## GIVEN DATA
-- Start --
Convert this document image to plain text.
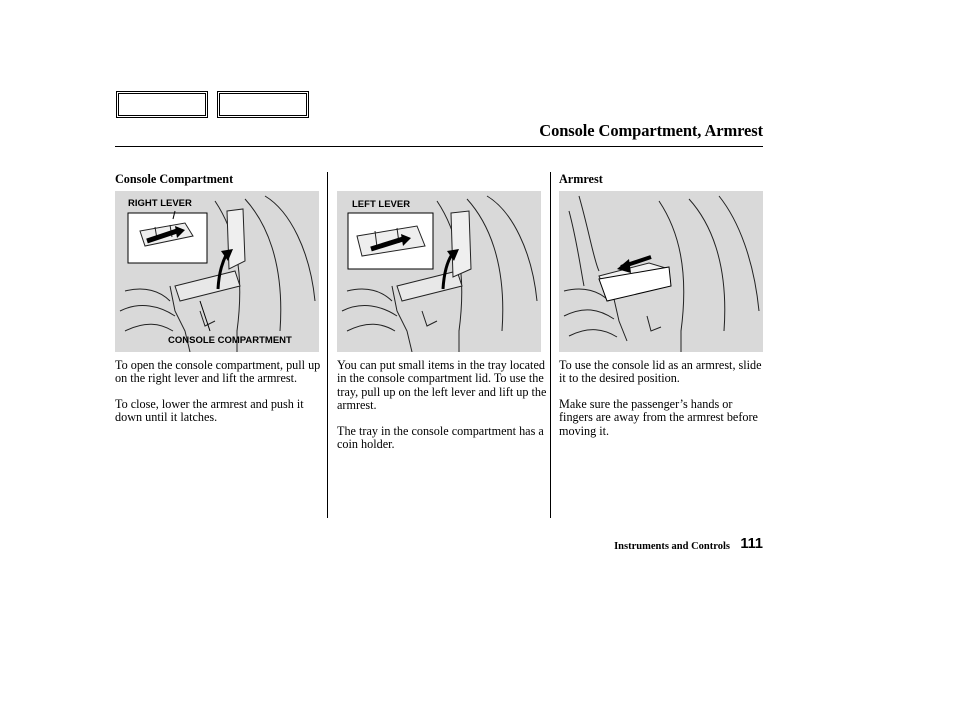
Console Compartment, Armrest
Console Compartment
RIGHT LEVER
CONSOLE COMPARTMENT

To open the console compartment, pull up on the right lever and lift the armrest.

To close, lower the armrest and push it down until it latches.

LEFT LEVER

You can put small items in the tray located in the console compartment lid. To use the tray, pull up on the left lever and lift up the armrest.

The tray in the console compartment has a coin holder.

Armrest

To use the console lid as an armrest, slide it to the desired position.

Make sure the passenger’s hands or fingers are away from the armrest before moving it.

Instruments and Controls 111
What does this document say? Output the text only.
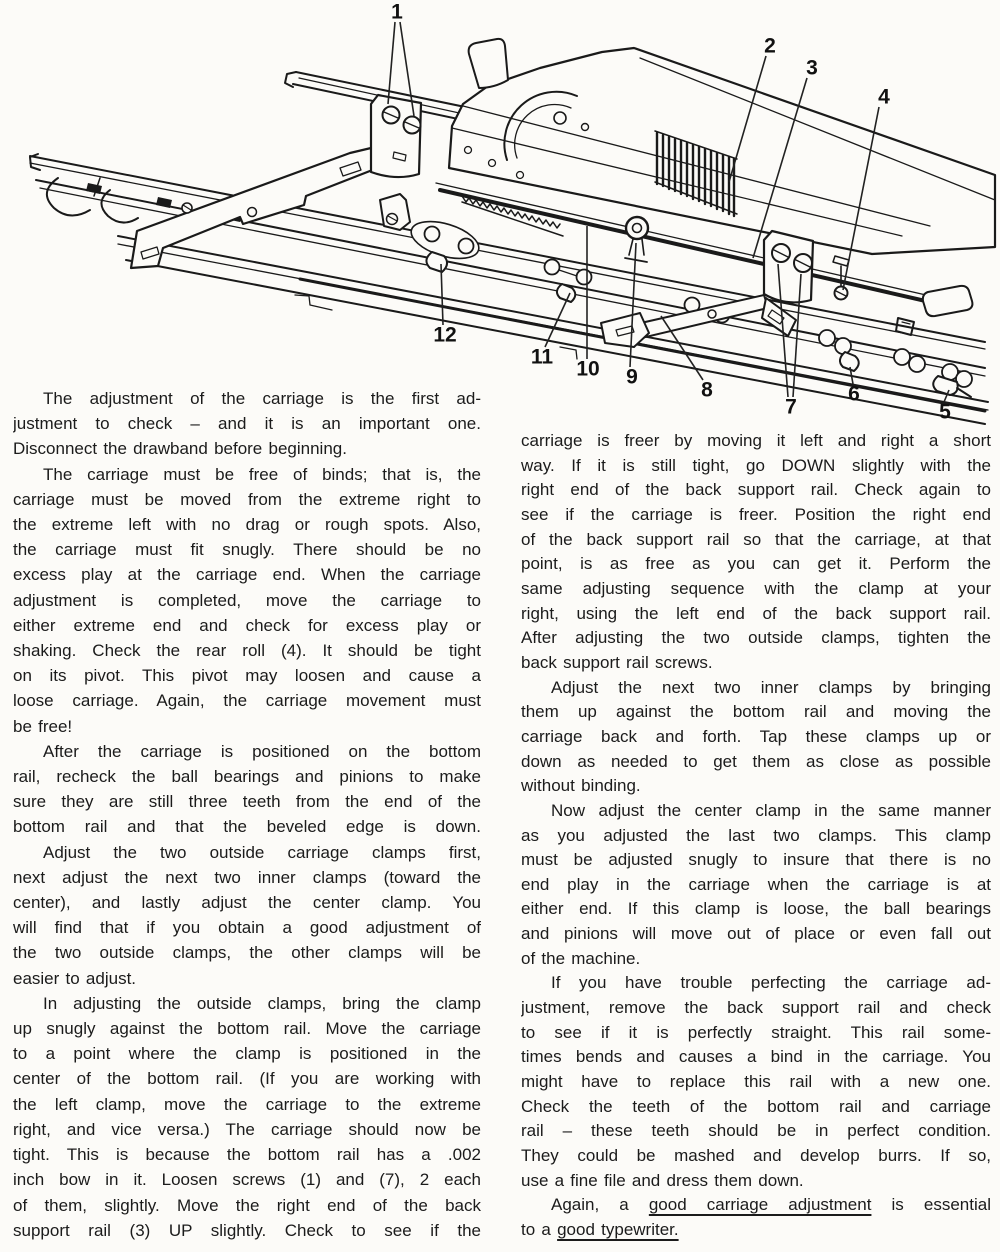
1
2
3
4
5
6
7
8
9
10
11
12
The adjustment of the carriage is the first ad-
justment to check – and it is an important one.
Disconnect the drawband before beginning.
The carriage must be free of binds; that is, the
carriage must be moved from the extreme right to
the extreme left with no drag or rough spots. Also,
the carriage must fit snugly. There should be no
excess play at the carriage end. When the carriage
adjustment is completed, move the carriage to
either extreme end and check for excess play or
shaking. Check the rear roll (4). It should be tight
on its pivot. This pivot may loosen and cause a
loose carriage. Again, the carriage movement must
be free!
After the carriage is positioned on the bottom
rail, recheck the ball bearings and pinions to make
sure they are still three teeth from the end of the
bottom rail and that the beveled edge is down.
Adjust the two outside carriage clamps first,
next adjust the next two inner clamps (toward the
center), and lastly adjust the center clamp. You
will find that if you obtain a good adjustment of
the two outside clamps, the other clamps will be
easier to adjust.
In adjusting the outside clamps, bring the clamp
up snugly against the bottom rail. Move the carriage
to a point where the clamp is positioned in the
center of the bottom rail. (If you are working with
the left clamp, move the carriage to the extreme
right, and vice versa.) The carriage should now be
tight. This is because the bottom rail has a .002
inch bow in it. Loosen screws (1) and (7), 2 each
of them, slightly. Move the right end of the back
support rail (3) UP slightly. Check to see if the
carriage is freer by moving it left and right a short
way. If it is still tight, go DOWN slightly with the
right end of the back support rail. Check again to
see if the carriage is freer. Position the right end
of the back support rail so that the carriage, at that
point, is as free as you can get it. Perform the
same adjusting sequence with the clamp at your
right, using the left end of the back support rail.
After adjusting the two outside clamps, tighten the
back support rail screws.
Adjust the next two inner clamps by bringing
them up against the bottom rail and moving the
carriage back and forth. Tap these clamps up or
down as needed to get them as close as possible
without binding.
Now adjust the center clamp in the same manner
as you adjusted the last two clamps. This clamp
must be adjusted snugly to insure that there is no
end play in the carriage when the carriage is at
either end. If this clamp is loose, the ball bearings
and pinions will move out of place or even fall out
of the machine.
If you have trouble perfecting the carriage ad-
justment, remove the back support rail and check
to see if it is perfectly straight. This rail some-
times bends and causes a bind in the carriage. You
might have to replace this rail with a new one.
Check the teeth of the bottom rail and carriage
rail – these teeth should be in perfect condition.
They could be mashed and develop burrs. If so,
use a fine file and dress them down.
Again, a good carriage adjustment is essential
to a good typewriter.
-- End --
-- Start --
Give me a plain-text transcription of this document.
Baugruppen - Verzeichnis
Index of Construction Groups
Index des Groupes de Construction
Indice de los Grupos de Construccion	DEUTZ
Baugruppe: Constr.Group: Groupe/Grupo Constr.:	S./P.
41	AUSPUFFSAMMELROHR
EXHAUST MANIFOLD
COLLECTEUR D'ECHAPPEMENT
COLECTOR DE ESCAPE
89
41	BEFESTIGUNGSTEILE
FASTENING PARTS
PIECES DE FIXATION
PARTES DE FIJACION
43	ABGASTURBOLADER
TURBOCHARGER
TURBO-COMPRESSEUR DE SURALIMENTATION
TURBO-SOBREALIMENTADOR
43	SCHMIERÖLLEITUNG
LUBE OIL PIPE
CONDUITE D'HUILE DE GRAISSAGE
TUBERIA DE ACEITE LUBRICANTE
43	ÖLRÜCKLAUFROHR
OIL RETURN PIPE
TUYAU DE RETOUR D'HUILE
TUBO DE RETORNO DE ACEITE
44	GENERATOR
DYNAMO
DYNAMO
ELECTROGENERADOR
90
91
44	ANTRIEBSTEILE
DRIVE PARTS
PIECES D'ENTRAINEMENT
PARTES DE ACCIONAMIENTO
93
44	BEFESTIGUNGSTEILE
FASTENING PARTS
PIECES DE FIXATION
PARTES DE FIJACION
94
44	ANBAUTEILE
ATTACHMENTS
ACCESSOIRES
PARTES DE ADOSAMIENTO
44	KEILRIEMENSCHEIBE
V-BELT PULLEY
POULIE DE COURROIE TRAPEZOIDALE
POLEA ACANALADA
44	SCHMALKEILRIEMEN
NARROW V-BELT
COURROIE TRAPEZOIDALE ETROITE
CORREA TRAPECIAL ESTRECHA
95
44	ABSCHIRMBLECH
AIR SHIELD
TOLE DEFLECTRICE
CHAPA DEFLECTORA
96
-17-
-- End --
Search the entries for the word "ACEITE" and gather every line where it appears.

TUBERIA DE ACEITE LUBRICANTE
TUBO DE RETORNO DE ACEITE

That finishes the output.